Aim => Copy the data that follows, character for character, minus the pictures.

Saved data entries:
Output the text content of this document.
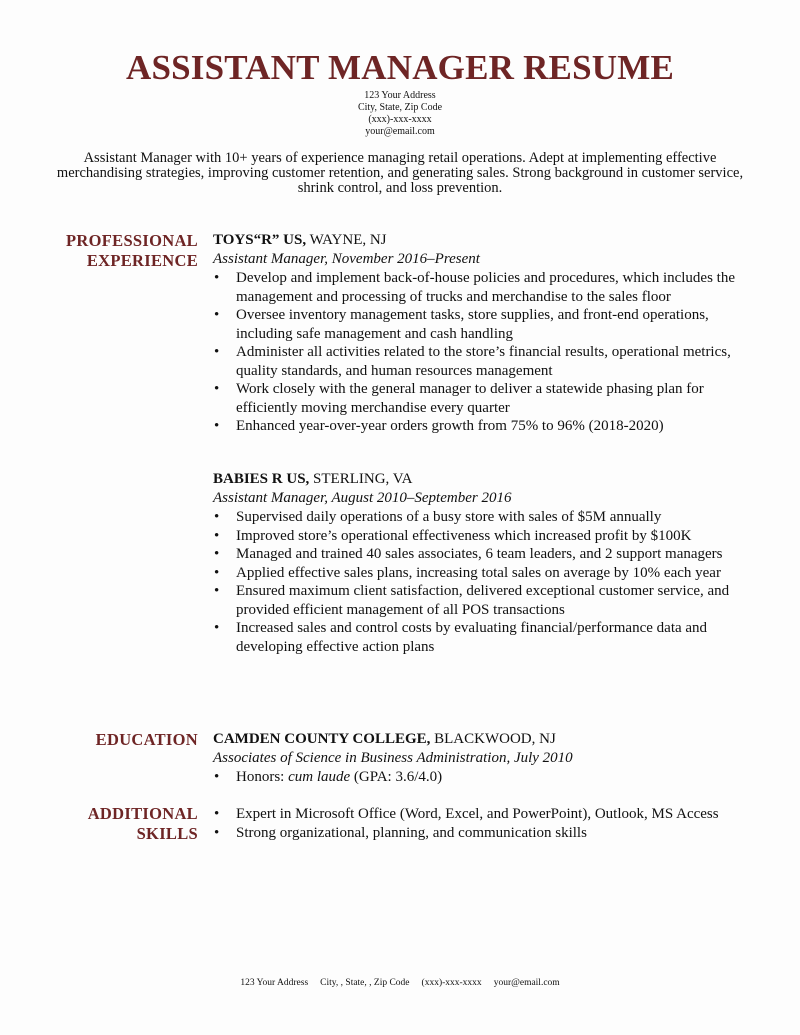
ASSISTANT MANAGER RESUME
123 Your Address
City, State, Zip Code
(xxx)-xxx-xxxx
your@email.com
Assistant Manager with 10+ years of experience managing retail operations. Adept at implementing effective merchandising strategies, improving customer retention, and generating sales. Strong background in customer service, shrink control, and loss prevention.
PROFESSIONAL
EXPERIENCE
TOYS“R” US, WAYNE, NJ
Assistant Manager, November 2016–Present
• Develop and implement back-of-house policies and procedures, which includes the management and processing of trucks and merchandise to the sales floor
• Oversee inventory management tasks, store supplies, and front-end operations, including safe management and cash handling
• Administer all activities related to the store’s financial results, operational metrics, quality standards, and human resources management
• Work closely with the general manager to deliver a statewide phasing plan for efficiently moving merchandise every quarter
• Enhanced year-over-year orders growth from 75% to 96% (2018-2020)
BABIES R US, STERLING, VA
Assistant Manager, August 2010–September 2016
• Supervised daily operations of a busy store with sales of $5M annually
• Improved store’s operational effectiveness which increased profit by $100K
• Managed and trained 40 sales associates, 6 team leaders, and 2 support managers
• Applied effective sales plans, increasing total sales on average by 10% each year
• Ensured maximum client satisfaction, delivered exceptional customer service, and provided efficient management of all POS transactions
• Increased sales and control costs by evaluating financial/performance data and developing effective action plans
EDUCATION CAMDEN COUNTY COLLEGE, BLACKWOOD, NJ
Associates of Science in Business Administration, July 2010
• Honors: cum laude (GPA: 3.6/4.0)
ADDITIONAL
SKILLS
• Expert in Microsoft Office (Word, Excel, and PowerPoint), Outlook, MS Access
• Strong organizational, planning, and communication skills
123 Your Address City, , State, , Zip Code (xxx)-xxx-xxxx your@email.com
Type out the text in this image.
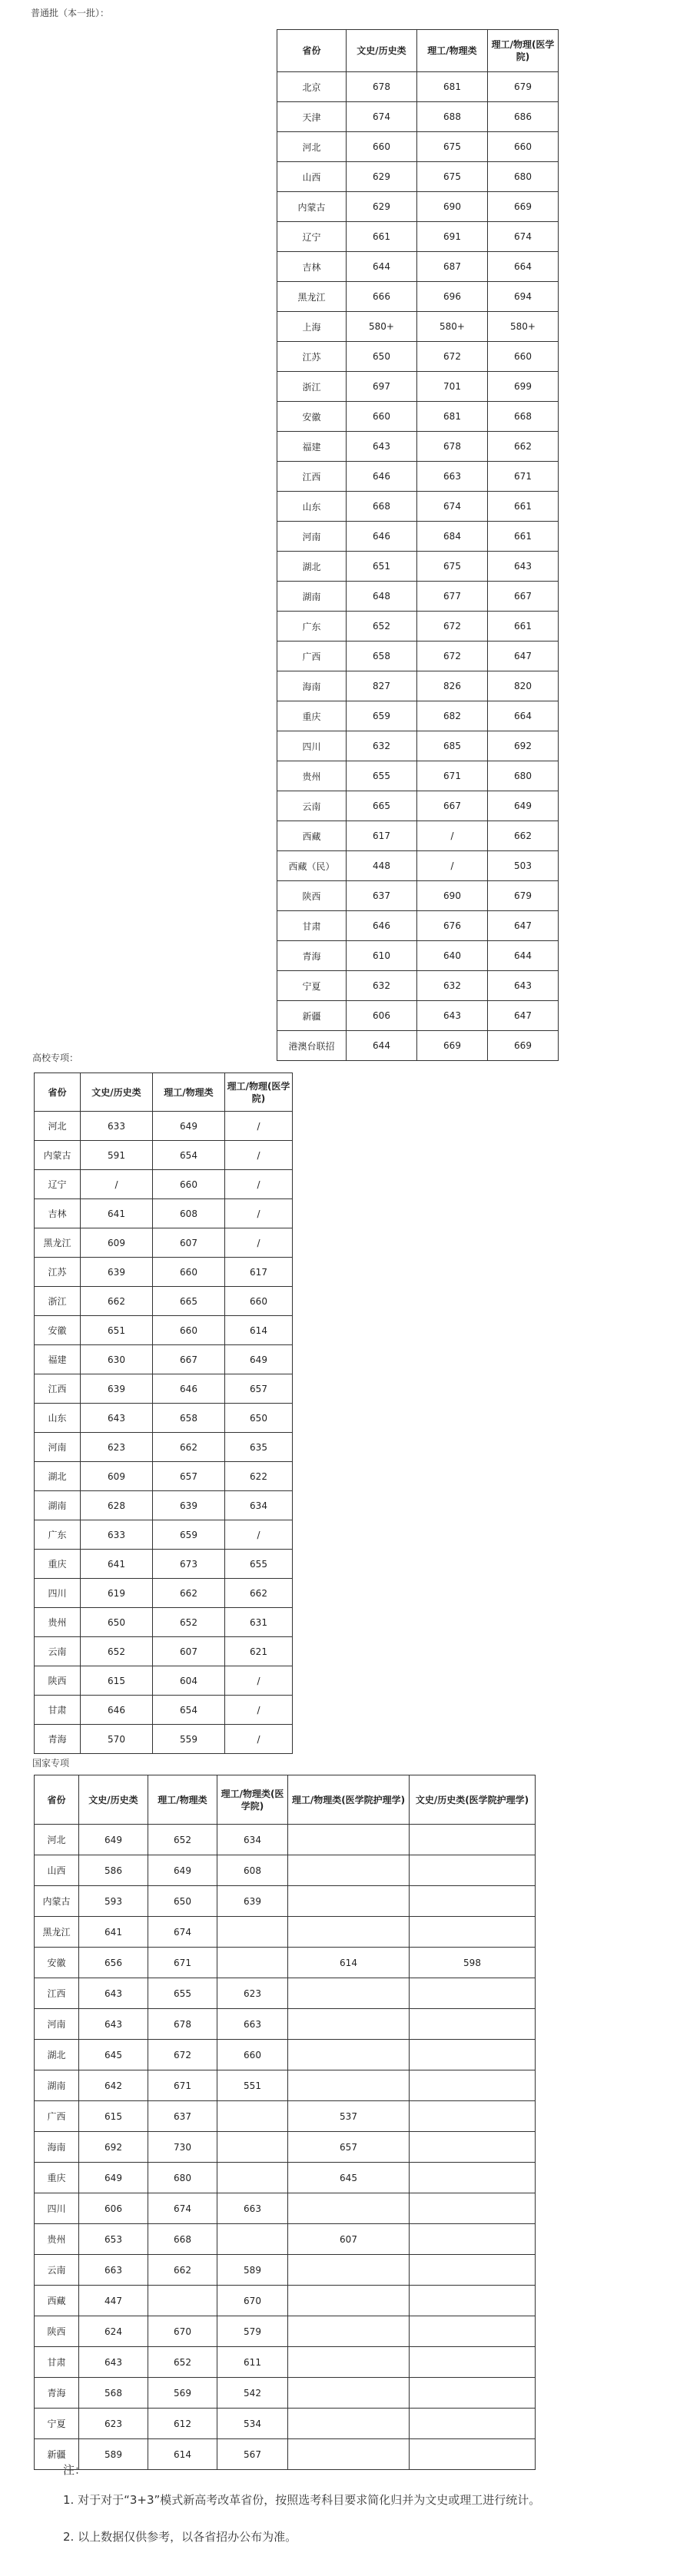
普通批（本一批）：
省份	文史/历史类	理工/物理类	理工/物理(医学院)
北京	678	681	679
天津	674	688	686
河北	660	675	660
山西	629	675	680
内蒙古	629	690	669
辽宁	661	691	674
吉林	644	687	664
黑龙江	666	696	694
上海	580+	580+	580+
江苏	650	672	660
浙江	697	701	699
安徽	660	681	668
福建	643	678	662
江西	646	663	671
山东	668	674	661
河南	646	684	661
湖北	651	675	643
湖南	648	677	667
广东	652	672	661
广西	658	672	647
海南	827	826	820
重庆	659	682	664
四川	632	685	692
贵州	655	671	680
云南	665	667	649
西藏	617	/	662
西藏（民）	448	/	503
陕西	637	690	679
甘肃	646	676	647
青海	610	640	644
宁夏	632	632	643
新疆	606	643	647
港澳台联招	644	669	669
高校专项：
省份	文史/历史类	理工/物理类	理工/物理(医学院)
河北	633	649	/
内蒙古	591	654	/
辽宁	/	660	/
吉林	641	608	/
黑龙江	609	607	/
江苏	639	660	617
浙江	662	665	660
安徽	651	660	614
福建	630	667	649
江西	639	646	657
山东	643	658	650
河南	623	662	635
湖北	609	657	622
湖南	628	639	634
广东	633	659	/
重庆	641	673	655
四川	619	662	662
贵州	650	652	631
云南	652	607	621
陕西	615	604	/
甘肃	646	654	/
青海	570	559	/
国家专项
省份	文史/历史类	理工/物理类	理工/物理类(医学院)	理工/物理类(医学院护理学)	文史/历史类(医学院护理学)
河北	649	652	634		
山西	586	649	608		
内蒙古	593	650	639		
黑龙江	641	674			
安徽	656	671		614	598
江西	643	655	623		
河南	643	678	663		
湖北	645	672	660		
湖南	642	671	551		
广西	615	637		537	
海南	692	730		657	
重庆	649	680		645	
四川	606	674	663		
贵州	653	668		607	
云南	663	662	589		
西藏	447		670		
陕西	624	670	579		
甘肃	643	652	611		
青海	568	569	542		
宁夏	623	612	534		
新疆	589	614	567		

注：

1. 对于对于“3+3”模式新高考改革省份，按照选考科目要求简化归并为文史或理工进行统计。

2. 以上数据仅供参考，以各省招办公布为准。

Solution for this task =>
Output the text content of this document.
ASSISTANT MANAGER RESUME
123 Your Address
City, State, Zip Code
(xxx)-xxx-xxxx
your@email.com
Assistant Manager with 10+ years of experience managing retail operations. Adept at implementing effective merchandising strategies, improving customer retention, and generating sales. Strong background in customer service, shrink control, and loss prevention.
PROFESSIONAL
EXPERIENCE
TOYS“R” US, WAYNE, NJ
Assistant Manager, November 2016–Present
• Develop and implement back-of-house policies and procedures, which includes the management and processing of trucks and merchandise to the sales floor
• Oversee inventory management tasks, store supplies, and front-end operations, including safe management and cash handling
• Administer all activities related to the store’s financial results, operational metrics, quality standards, and human resources management
• Work closely with the general manager to deliver a statewide phasing plan for efficiently moving merchandise every quarter
• Enhanced year-over-year orders growth from 75% to 96% (2018-2020)
BABIES R US, STERLING, VA
Assistant Manager, August 2010–September 2016
• Supervised daily operations of a busy store with sales of $5M annually
• Improved store’s operational effectiveness which increased profit by $100K
• Managed and trained 40 sales associates, 6 team leaders, and 2 support managers
• Applied effective sales plans, increasing total sales on average by 10% each year
• Ensured maximum client satisfaction, delivered exceptional customer service, and provided efficient management of all POS transactions
• Increased sales and control costs by evaluating financial/performance data and developing effective action plans
EDUCATION CAMDEN COUNTY COLLEGE, BLACKWOOD, NJ
Associates of Science in Business Administration, July 2010
• Honors: cum laude (GPA: 3.6/4.0)
ADDITIONAL
SKILLS
• Expert in Microsoft Office (Word, Excel, and PowerPoint), Outlook, MS Access
• Strong organizational, planning, and communication skills
123 Your Address City, , State, , Zip Code (xxx)-xxx-xxxx your@email.com
Type out the text in this image.
普通批（本一批）：
省份	文史/历史类	理工/物理类	理工/物理(医学院)
北京	678	681	679
天津	674	688	686
河北	660	675	660
山西	629	675	680
内蒙古	629	690	669
辽宁	661	691	674
吉林	644	687	664
黑龙江	666	696	694
上海	580+	580+	580+
江苏	650	672	660
浙江	697	701	699
安徽	660	681	668
福建	643	678	662
江西	646	663	671
山东	668	674	661
河南	646	684	661
湖北	651	675	643
湖南	648	677	667
广东	652	672	661
广西	658	672	647
海南	827	826	820
重庆	659	682	664
四川	632	685	692
贵州	655	671	680
云南	665	667	649
西藏	617	/	662
西藏（民）	448	/	503
陕西	637	690	679
甘肃	646	676	647
青海	610	640	644
宁夏	632	632	643
新疆	606	643	647
港澳台联招	644	669	669
高校专项：
省份	文史/历史类	理工/物理类	理工/物理(医学院)
河北	633	649	/
内蒙古	591	654	/
辽宁	/	660	/
吉林	641	608	/
黑龙江	609	607	/
江苏	639	660	617
浙江	662	665	660
安徽	651	660	614
福建	630	667	649
江西	639	646	657
山东	643	658	650
河南	623	662	635
湖北	609	657	622
湖南	628	639	634
广东	633	659	/
重庆	641	673	655
四川	619	662	662
贵州	650	652	631
云南	652	607	621
陕西	615	604	/
甘肃	646	654	/
青海	570	559	/
国家专项
省份	文史/历史类	理工/物理类	理工/物理类(医学院)	理工/物理类(医学院护理学)	文史/历史类(医学院护理学)
河北	649	652	634		
山西	586	649	608		
内蒙古	593	650	639		
黑龙江	641	674			
安徽	656	671		614	598
江西	643	655	623		
河南	643	678	663		
湖北	645	672	660		
湖南	642	671	551		
广西	615	637		537	
海南	692	730		657	
重庆	649	680		645	
四川	606	674	663		
贵州	653	668		607	
云南	663	662	589		
西藏	447		670		
陕西	624	670	579		
甘肃	643	652	611		
青海	568	569	542		
宁夏	623	612	534		
新疆	589	614	567		

注：

1. 对于对于“3+3”模式新高考改革省份，按照选考科目要求简化归并为文史或理工进行统计。

2. 以上数据仅供参考，以各省招办公布为准。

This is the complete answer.